— START INPUT ROWS —
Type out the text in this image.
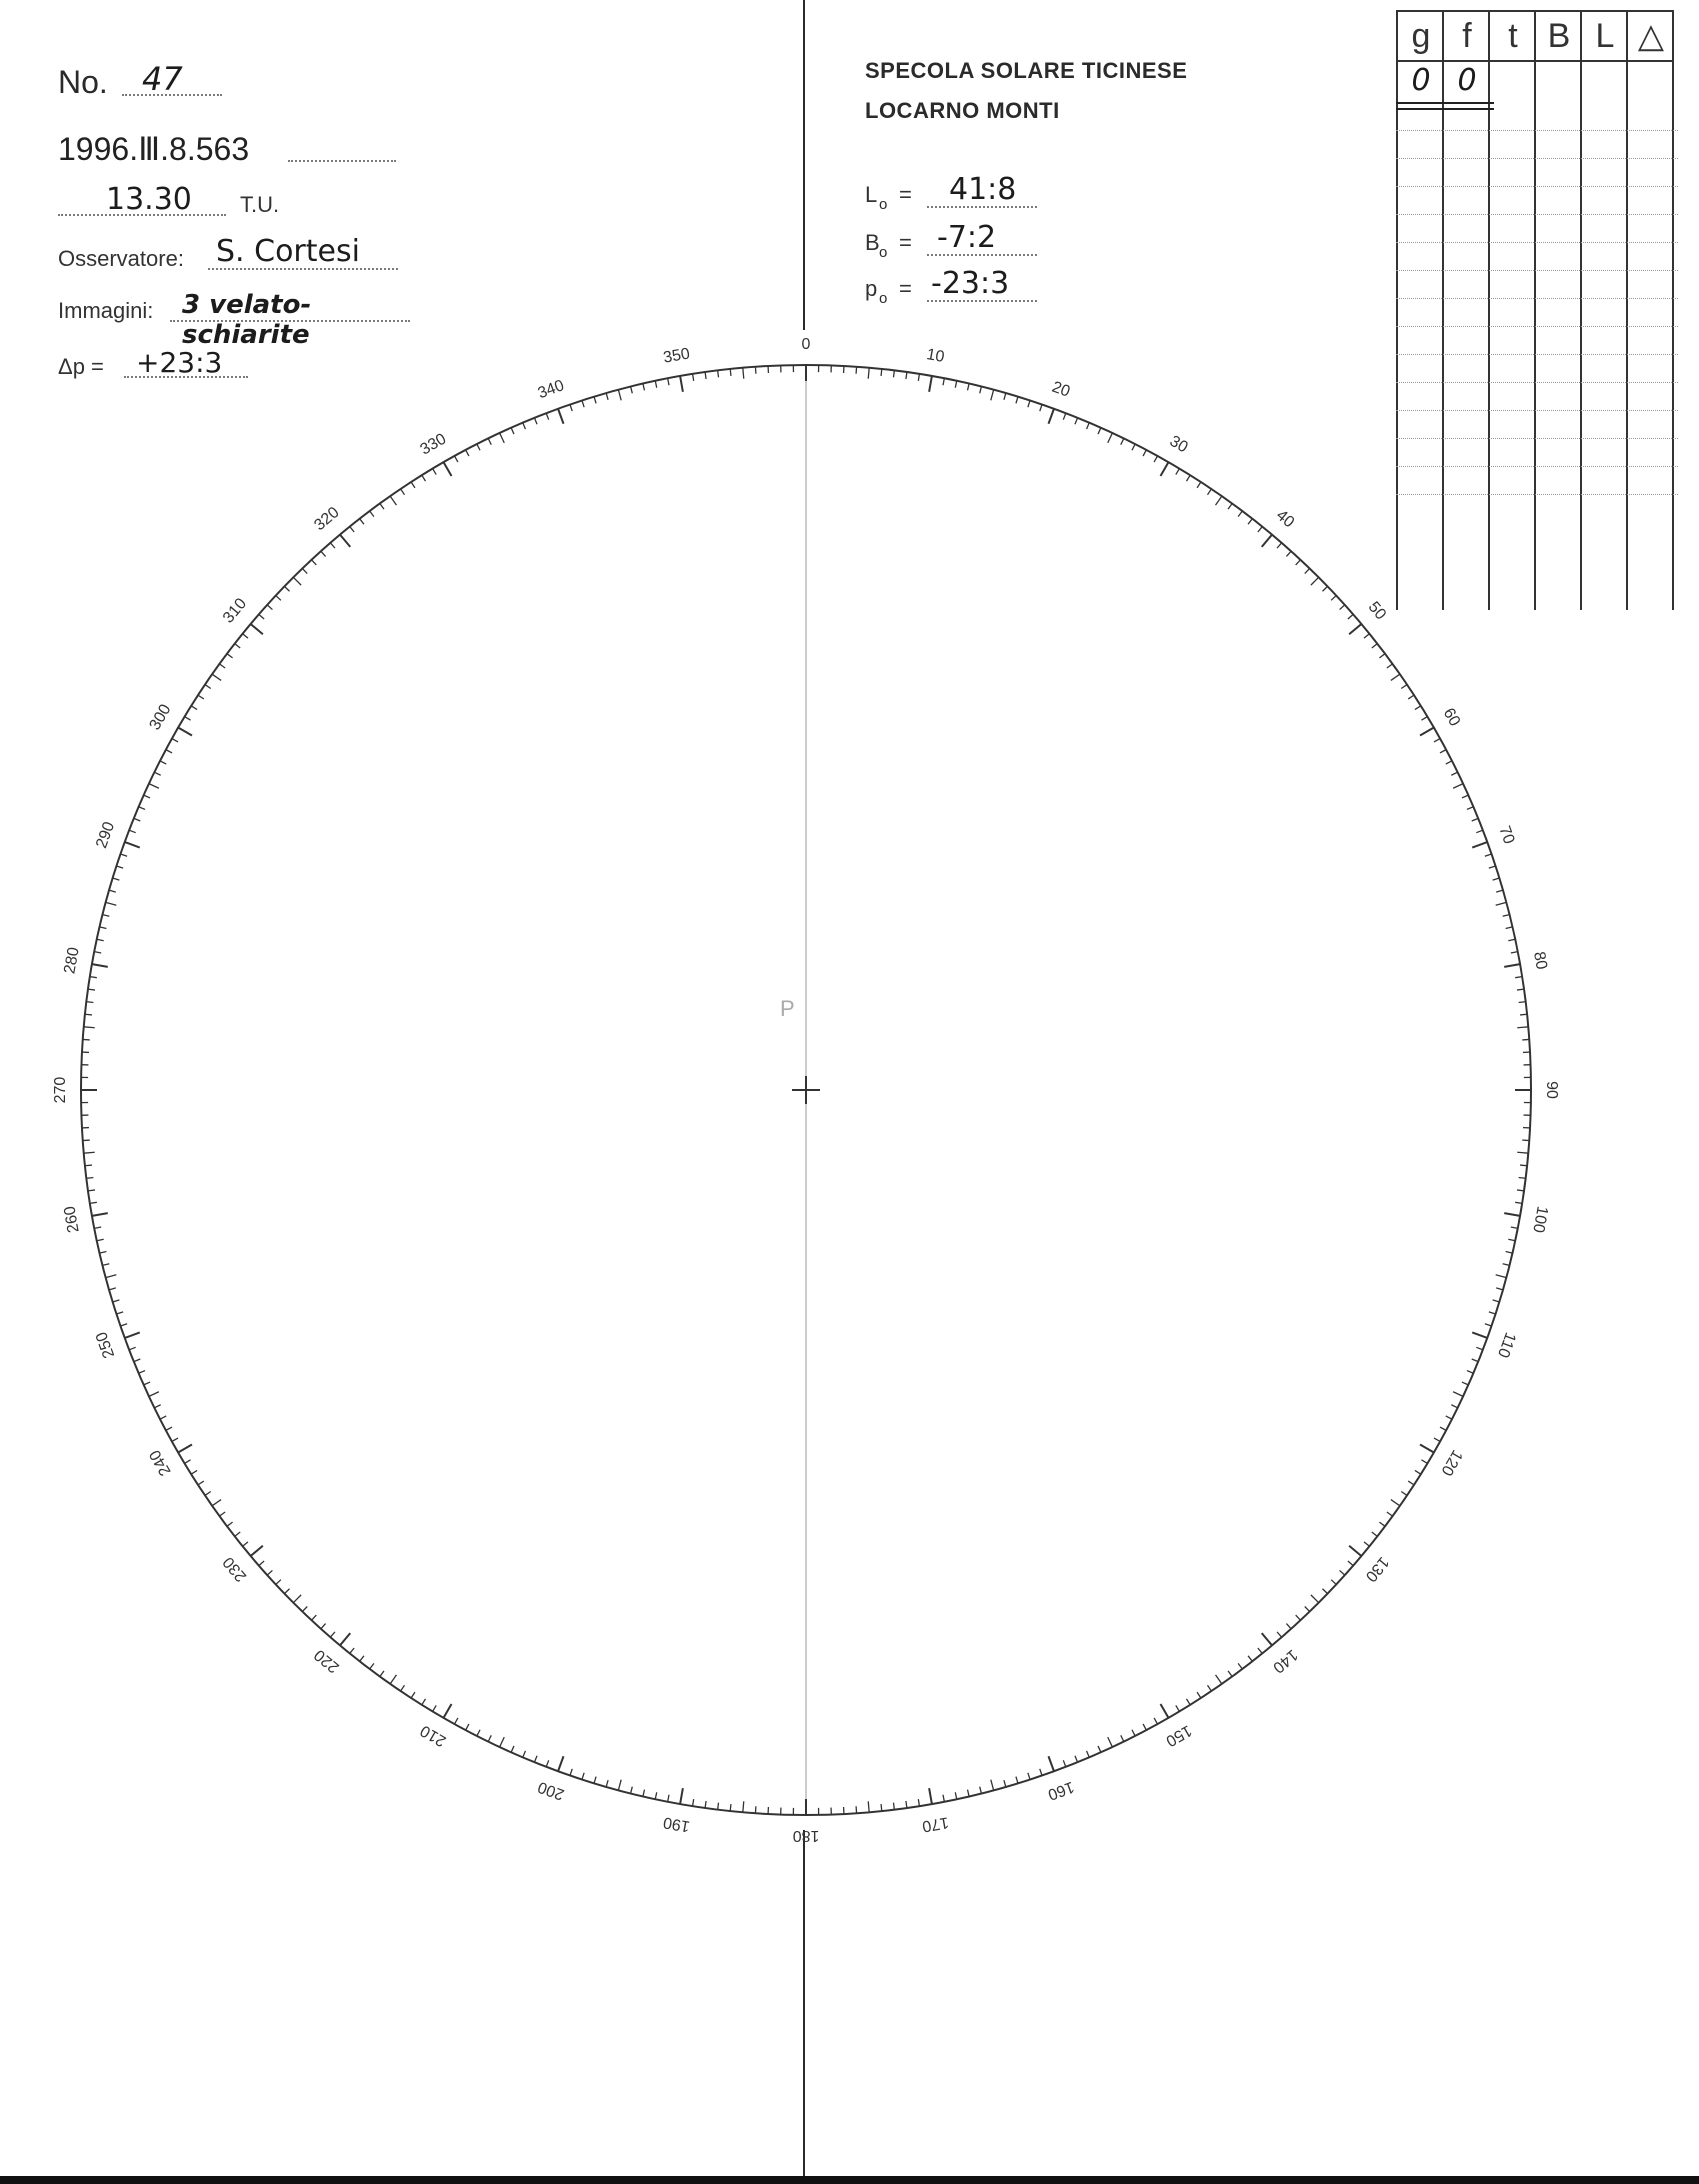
No. 47
1996.Ⅲ.8.563
13.30 T.U.
Osservatore: S. Cortesi
Immagini: 3 velato-schiarite
Δp = +23:3
SPECOLA SOLARE TICINESE
LOCARNO MONTI
L o = 41:8
B o = -7:2
p o = -23:3
g
0
f
0
t B L △
P
0
10
20
30
40
50
60
70
80
90
100
110
120
130
140
150
160
170
180
190
200
210
220
230
240
250
260
270
280
290
300
310
320
330
340
350
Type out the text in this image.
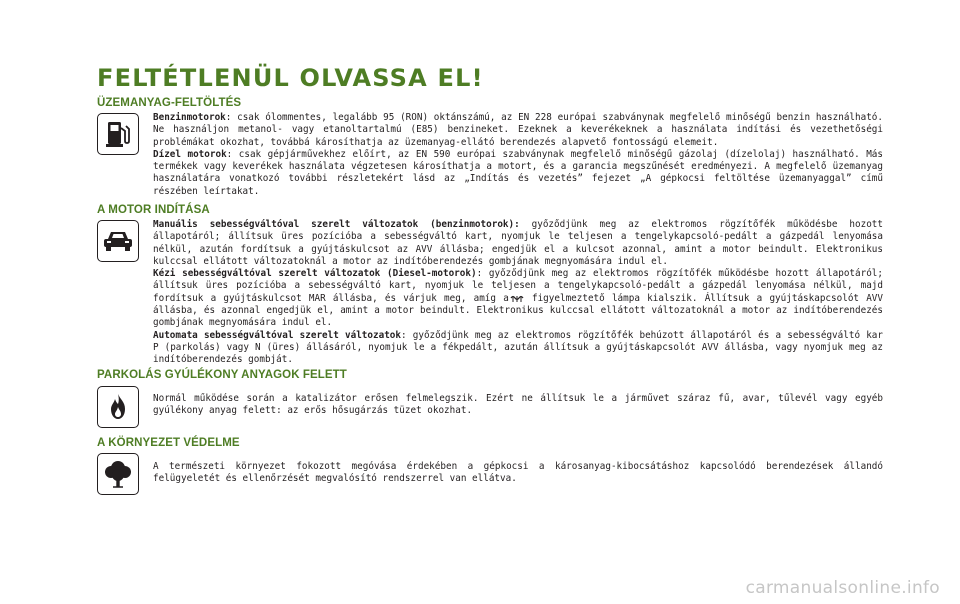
FELTÉTLENÜL OLVASSA EL!
ÜZEMANYAG-FELTÖLTÉS

Benzinmotorok: csak ólommentes, legalább 95 (RON) oktánszámú, az EN 228 európai szabványnak megfelelő minőségű benzin használható. Ne használjon metanol- vagy etanoltartalmú (E85) benzineket. Ezeknek a keverékeknek a használata indítási és vezethetőségi problémákat okozhat, továbbá károsíthatja az üzemanyag-ellátó berendezés alapvető fontosságú elemeit.

Dízel motorok: csak gépjárművekhez előírt, az EN 590 európai szabványnak megfelelő minőségű gázolaj (dízelolaj) használható. Más termékek vagy keverékek használata végzetesen károsíthatja a motort, és a garancia megszűnését eredményezi. A megfelelő üzemanyag használatára vonatkozó további részletekért lásd az „Indítás és vezetés” fejezet „A gépkocsi feltöltése üzemanyaggal” című részében leírtakat.

A MOTOR INDÍTÁSA

Manuális sebességváltóval szerelt változatok (benzinmotorok): győződjünk meg az elektromos rögzítőfék működésbe hozott állapotáról; állítsuk üres pozícióba a sebességváltó kart, nyomjuk le teljesen a tengelykapcsoló-pedált a gázpedál lenyomása nélkül, azután fordítsuk a gyújtáskulcsot az AVV állásba; engedjük el a kulcsot azonnal, amint a motor beindult. Elektronikus kulccsal ellátott változatoknál a motor az indítóberendezés gombjának megnyomására indul el.

Kézi sebességváltóval szerelt változatok (Diesel-motorok): győződjünk meg az elektromos rögzítőfék működésbe hozott állapotáról; állítsuk üres pozícióba a sebességváltó kart, nyomjuk le teljesen a tengelykapcsoló-pedált a gázpedál lenyomása nélkül, majd fordítsuk a gyújtáskulcsot MAR állásba, és várjuk meg, amíg a figyelmeztető lámpa kialszik. Állítsuk a gyújtáskapcsolót AVV állásba, és azonnal engedjük el, amint a motor beindult. Elektronikus kulccsal ellátott változatoknál a motor az indítóberendezés gombjának megnyomására indul el.

Automata sebességváltóval szerelt változatok: győződjünk meg az elektromos rögzítőfék behúzott állapotáról és a sebességváltó kar P (parkolás) vagy N (üres) állásáról, nyomjuk le a fékpedált, azután állítsuk a gyújtáskapcsolót AVV állásba, vagy nyomjuk meg az indítóberendezés gombját.

PARKOLÁS GYÚLÉKONY ANYAGOK FELETT

Normál működése során a katalizátor erősen felmelegszik. Ezért ne állítsuk le a járművet száraz fű, avar, tűlevél vagy egyéb gyúlékony anyag felett: az erős hősugárzás tüzet okozhat.

A KÖRNYEZET VÉDELME

A természeti környezet fokozott megóvása érdekében a gépkocsi a károsanyag-kibocsátáshoz kapcsolódó berendezések állandó felügyeletét és ellenőrzését megvalósító rendszerrel van ellátva.

carmanualsonline.info
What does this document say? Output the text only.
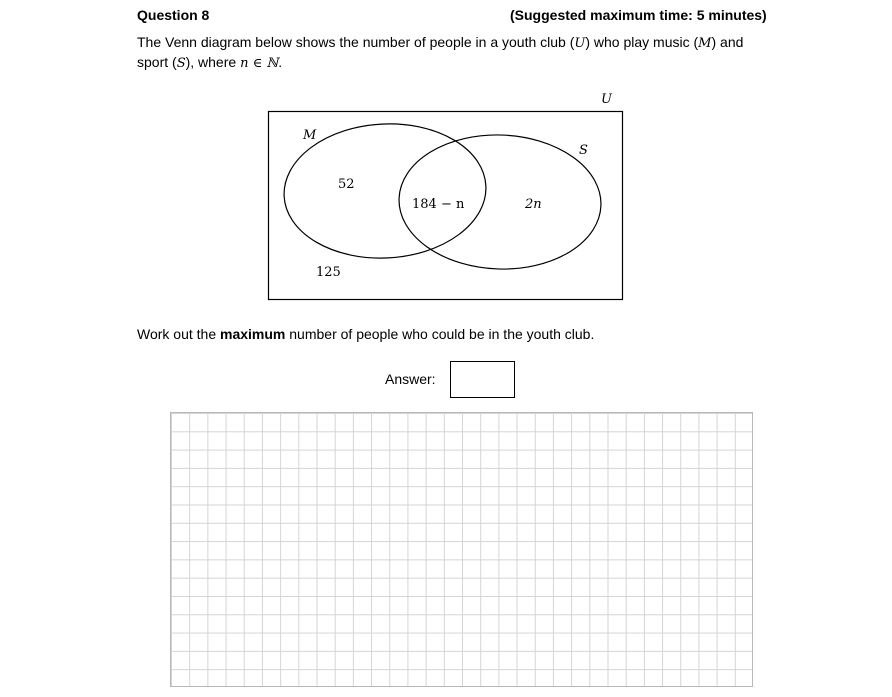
Question 8	(Suggested maximum time: 5 minutes)
The Venn diagram below shows the number of people in a youth club (U) who play music (M) and sport (S), where n ∈ ℕ.
U
M
S
52
184 − n	2n
125
Work out the maximum number of people who could be in the youth club.
Answer:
— END INPUT ROWS —
Print each line from the one containing "What does this" through the last line of the listing, both included, exactly and with no pictures.

What does this document say? Output the text only.
Question 8	(Suggested maximum time: 5 minutes)
The Venn diagram below shows the number of people in a youth club (U) who play music (M) and sport (S), where n ∈ ℕ.
U
M
S
52
184 − n	2n
125
Work out the maximum number of people who could be in the youth club.
Answer:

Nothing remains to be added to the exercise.